Start of Dataset records

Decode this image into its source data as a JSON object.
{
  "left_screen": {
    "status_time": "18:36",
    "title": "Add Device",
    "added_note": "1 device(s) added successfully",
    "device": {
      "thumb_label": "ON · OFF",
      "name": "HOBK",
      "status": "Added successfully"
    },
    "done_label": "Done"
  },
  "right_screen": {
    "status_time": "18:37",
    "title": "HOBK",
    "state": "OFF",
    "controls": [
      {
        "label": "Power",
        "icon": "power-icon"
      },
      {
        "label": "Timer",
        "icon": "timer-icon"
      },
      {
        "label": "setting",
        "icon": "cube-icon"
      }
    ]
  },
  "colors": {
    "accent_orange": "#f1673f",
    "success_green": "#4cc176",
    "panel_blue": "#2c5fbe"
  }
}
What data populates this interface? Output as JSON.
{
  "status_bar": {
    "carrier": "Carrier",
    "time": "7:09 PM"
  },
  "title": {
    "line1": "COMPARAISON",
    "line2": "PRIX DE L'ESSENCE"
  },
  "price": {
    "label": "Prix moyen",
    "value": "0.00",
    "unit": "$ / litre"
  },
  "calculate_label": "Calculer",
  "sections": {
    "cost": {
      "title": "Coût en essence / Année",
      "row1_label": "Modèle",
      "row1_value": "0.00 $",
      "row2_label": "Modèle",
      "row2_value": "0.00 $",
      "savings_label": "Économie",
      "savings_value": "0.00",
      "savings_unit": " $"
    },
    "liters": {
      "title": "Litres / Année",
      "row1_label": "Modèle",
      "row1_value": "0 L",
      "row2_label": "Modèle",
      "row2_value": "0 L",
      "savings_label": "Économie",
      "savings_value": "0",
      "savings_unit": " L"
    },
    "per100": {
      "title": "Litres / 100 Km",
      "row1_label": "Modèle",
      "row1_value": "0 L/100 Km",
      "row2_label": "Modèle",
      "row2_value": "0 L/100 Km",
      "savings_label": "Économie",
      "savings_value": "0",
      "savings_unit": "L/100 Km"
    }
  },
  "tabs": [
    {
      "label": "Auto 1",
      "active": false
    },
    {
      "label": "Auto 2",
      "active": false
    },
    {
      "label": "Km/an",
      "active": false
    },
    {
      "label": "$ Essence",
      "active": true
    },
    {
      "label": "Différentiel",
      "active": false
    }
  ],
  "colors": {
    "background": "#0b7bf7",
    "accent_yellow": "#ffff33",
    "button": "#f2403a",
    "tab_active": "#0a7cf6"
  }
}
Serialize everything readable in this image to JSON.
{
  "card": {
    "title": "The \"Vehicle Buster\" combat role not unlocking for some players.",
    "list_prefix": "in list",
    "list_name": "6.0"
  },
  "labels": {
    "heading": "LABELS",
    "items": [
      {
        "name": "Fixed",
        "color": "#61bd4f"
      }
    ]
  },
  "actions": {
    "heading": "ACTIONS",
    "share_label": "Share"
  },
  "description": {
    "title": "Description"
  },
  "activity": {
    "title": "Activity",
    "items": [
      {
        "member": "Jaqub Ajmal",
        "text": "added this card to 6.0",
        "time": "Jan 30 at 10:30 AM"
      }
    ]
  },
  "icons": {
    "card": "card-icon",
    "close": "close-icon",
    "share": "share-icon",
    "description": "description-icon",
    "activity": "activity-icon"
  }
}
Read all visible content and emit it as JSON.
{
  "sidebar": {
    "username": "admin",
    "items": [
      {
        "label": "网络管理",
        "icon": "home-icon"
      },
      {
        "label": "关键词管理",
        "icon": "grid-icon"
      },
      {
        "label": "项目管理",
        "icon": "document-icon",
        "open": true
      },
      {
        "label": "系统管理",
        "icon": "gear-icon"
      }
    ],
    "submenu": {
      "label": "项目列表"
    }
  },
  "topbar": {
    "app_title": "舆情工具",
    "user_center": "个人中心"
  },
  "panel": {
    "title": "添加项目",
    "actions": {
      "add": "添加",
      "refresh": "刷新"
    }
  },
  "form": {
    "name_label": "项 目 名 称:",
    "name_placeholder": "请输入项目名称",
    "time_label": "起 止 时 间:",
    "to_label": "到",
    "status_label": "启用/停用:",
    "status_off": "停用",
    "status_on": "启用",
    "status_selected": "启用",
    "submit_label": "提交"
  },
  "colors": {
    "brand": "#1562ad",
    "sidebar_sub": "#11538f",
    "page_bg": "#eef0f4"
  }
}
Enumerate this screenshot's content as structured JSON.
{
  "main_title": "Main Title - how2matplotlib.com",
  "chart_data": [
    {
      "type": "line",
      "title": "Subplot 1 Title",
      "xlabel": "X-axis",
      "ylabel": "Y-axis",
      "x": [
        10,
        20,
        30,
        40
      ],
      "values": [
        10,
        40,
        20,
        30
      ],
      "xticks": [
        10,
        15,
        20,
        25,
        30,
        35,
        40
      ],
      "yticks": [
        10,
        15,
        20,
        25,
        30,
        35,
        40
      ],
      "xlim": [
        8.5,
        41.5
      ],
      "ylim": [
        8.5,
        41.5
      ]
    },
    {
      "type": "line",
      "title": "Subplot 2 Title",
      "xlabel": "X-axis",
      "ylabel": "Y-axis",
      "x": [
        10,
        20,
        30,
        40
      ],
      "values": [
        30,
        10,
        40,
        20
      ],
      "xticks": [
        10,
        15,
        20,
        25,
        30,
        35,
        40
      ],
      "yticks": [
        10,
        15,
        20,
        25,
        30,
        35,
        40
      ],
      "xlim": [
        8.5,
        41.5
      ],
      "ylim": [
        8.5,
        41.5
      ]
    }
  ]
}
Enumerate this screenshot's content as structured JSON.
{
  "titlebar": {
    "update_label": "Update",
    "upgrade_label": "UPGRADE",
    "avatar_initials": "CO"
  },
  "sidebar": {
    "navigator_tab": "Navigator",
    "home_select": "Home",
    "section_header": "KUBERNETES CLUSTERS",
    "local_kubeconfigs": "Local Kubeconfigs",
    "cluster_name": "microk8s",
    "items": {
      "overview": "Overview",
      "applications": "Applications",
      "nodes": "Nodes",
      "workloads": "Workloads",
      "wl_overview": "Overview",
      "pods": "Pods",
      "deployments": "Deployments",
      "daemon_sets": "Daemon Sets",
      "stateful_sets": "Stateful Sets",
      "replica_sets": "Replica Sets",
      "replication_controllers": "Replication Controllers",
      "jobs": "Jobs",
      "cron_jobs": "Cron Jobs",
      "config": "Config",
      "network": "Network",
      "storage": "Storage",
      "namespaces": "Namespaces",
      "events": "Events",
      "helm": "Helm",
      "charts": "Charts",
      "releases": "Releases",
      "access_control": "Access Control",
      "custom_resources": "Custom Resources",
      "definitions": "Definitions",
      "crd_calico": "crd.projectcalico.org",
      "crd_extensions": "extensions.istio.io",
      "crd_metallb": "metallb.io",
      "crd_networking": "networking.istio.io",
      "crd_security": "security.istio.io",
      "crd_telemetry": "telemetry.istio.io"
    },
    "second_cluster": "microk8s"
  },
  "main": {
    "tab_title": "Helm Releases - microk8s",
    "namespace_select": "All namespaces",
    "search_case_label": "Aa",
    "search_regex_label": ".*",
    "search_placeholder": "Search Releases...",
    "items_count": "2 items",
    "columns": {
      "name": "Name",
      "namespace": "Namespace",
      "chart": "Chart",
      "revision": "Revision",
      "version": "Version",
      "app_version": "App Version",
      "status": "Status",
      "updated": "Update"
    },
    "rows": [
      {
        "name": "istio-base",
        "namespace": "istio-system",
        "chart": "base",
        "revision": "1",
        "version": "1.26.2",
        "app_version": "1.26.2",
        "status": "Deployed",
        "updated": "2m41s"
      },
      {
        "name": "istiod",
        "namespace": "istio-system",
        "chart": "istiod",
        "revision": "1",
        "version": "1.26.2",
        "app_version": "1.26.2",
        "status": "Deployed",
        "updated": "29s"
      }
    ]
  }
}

End of Dataset records

Copy all the records above exactly, missing none.

Decode this image into its source data as a JSON object.
{
  "left_screen": {
    "status_time": "18:36",
    "title": "Add Device",
    "added_note": "1 device(s) added successfully",
    "device": {
      "thumb_label": "ON · OFF",
      "name": "HOBK",
      "status": "Added successfully"
    },
    "done_label": "Done"
  },
  "right_screen": {
    "status_time": "18:37",
    "title": "HOBK",
    "state": "OFF",
    "controls": [
      {
        "label": "Power",
        "icon": "power-icon"
      },
      {
        "label": "Timer",
        "icon": "timer-icon"
      },
      {
        "label": "setting",
        "icon": "cube-icon"
      }
    ]
  },
  "colors": {
    "accent_orange": "#f1673f",
    "success_green": "#4cc176",
    "panel_blue": "#2c5fbe"
  }
}
What data populates this interface? Output as JSON.
{
  "status_bar": {
    "carrier": "Carrier",
    "time": "7:09 PM"
  },
  "title": {
    "line1": "COMPARAISON",
    "line2": "PRIX DE L'ESSENCE"
  },
  "price": {
    "label": "Prix moyen",
    "value": "0.00",
    "unit": "$ / litre"
  },
  "calculate_label": "Calculer",
  "sections": {
    "cost": {
      "title": "Coût en essence / Année",
      "row1_label": "Modèle",
      "row1_value": "0.00 $",
      "row2_label": "Modèle",
      "row2_value": "0.00 $",
      "savings_label": "Économie",
      "savings_value": "0.00",
      "savings_unit": " $"
    },
    "liters": {
      "title": "Litres / Année",
      "row1_label": "Modèle",
      "row1_value": "0 L",
      "row2_label": "Modèle",
      "row2_value": "0 L",
      "savings_label": "Économie",
      "savings_value": "0",
      "savings_unit": " L"
    },
    "per100": {
      "title": "Litres / 100 Km",
      "row1_label": "Modèle",
      "row1_value": "0 L/100 Km",
      "row2_label": "Modèle",
      "row2_value": "0 L/100 Km",
      "savings_label": "Économie",
      "savings_value": "0",
      "savings_unit": "L/100 Km"
    }
  },
  "tabs": [
    {
      "label": "Auto 1",
      "active": false
    },
    {
      "label": "Auto 2",
      "active": false
    },
    {
      "label": "Km/an",
      "active": false
    },
    {
      "label": "$ Essence",
      "active": true
    },
    {
      "label": "Différentiel",
      "active": false
    }
  ],
  "colors": {
    "background": "#0b7bf7",
    "accent_yellow": "#ffff33",
    "button": "#f2403a",
    "tab_active": "#0a7cf6"
  }
}
Serialize everything readable in this image to JSON.
{
  "card": {
    "title": "The \"Vehicle Buster\" combat role not unlocking for some players.",
    "list_prefix": "in list",
    "list_name": "6.0"
  },
  "labels": {
    "heading": "LABELS",
    "items": [
      {
        "name": "Fixed",
        "color": "#61bd4f"
      }
    ]
  },
  "actions": {
    "heading": "ACTIONS",
    "share_label": "Share"
  },
  "description": {
    "title": "Description"
  },
  "activity": {
    "title": "Activity",
    "items": [
      {
        "member": "Jaqub Ajmal",
        "text": "added this card to 6.0",
        "time": "Jan 30 at 10:30 AM"
      }
    ]
  },
  "icons": {
    "card": "card-icon",
    "close": "close-icon",
    "share": "share-icon",
    "description": "description-icon",
    "activity": "activity-icon"
  }
}
Read all visible content and emit it as JSON.
{
  "sidebar": {
    "username": "admin",
    "items": [
      {
        "label": "网络管理",
        "icon": "home-icon"
      },
      {
        "label": "关键词管理",
        "icon": "grid-icon"
      },
      {
        "label": "项目管理",
        "icon": "document-icon",
        "open": true
      },
      {
        "label": "系统管理",
        "icon": "gear-icon"
      }
    ],
    "submenu": {
      "label": "项目列表"
    }
  },
  "topbar": {
    "app_title": "舆情工具",
    "user_center": "个人中心"
  },
  "panel": {
    "title": "添加项目",
    "actions": {
      "add": "添加",
      "refresh": "刷新"
    }
  },
  "form": {
    "name_label": "项 目 名 称:",
    "name_placeholder": "请输入项目名称",
    "time_label": "起 止 时 间:",
    "to_label": "到",
    "status_label": "启用/停用:",
    "status_off": "停用",
    "status_on": "启用",
    "status_selected": "启用",
    "submit_label": "提交"
  },
  "colors": {
    "brand": "#1562ad",
    "sidebar_sub": "#11538f",
    "page_bg": "#eef0f4"
  }
}
Enumerate this screenshot's content as structured JSON.
{
  "main_title": "Main Title - how2matplotlib.com",
  "chart_data": [
    {
      "type": "line",
      "title": "Subplot 1 Title",
      "xlabel": "X-axis",
      "ylabel": "Y-axis",
      "x": [
        10,
        20,
        30,
        40
      ],
      "values": [
        10,
        40,
        20,
        30
      ],
      "xticks": [
        10,
        15,
        20,
        25,
        30,
        35,
        40
      ],
      "yticks": [
        10,
        15,
        20,
        25,
        30,
        35,
        40
      ],
      "xlim": [
        8.5,
        41.5
      ],
      "ylim": [
        8.5,
        41.5
      ]
    },
    {
      "type": "line",
      "title": "Subplot 2 Title",
      "xlabel": "X-axis",
      "ylabel": "Y-axis",
      "x": [
        10,
        20,
        30,
        40
      ],
      "values": [
        30,
        10,
        40,
        20
      ],
      "xticks": [
        10,
        15,
        20,
        25,
        30,
        35,
        40
      ],
      "yticks": [
        10,
        15,
        20,
        25,
        30,
        35,
        40
      ],
      "xlim": [
        8.5,
        41.5
      ],
      "ylim": [
        8.5,
        41.5
      ]
    }
  ]
}
Enumerate this screenshot's content as structured JSON.
{
  "titlebar": {
    "update_label": "Update",
    "upgrade_label": "UPGRADE",
    "avatar_initials": "CO"
  },
  "sidebar": {
    "navigator_tab": "Navigator",
    "home_select": "Home",
    "section_header": "KUBERNETES CLUSTERS",
    "local_kubeconfigs": "Local Kubeconfigs",
    "cluster_name": "microk8s",
    "items": {
      "overview": "Overview",
      "applications": "Applications",
      "nodes": "Nodes",
      "workloads": "Workloads",
      "wl_overview": "Overview",
      "pods": "Pods",
      "deployments": "Deployments",
      "daemon_sets": "Daemon Sets",
      "stateful_sets": "Stateful Sets",
      "replica_sets": "Replica Sets",
      "replication_controllers": "Replication Controllers",
      "jobs": "Jobs",
      "cron_jobs": "Cron Jobs",
      "config": "Config",
      "network": "Network",
      "storage": "Storage",
      "namespaces": "Namespaces",
      "events": "Events",
      "helm": "Helm",
      "charts": "Charts",
      "releases": "Releases",
      "access_control": "Access Control",
      "custom_resources": "Custom Resources",
      "definitions": "Definitions",
      "crd_calico": "crd.projectcalico.org",
      "crd_extensions": "extensions.istio.io",
      "crd_metallb": "metallb.io",
      "crd_networking": "networking.istio.io",
      "crd_security": "security.istio.io",
      "crd_telemetry": "telemetry.istio.io"
    },
    "second_cluster": "microk8s"
  },
  "main": {
    "tab_title": "Helm Releases - microk8s",
    "namespace_select": "All namespaces",
    "search_case_label": "Aa",
    "search_regex_label": ".*",
    "search_placeholder": "Search Releases...",
    "items_count": "2 items",
    "columns": {
      "name": "Name",
      "namespace": "Namespace",
      "chart": "Chart",
      "revision": "Revision",
      "version": "Version",
      "app_version": "App Version",
      "status": "Status",
      "updated": "Update"
    },
    "rows": [
      {
        "name": "istio-base",
        "namespace": "istio-system",
        "chart": "base",
        "revision": "1",
        "version": "1.26.2",
        "app_version": "1.26.2",
        "status": "Deployed",
        "updated": "2m41s"
      },
      {
        "name": "istiod",
        "namespace": "istio-system",
        "chart": "istiod",
        "revision": "1",
        "version": "1.26.2",
        "app_version": "1.26.2",
        "status": "Deployed",
        "updated": "29s"
      }
    ]
  }
}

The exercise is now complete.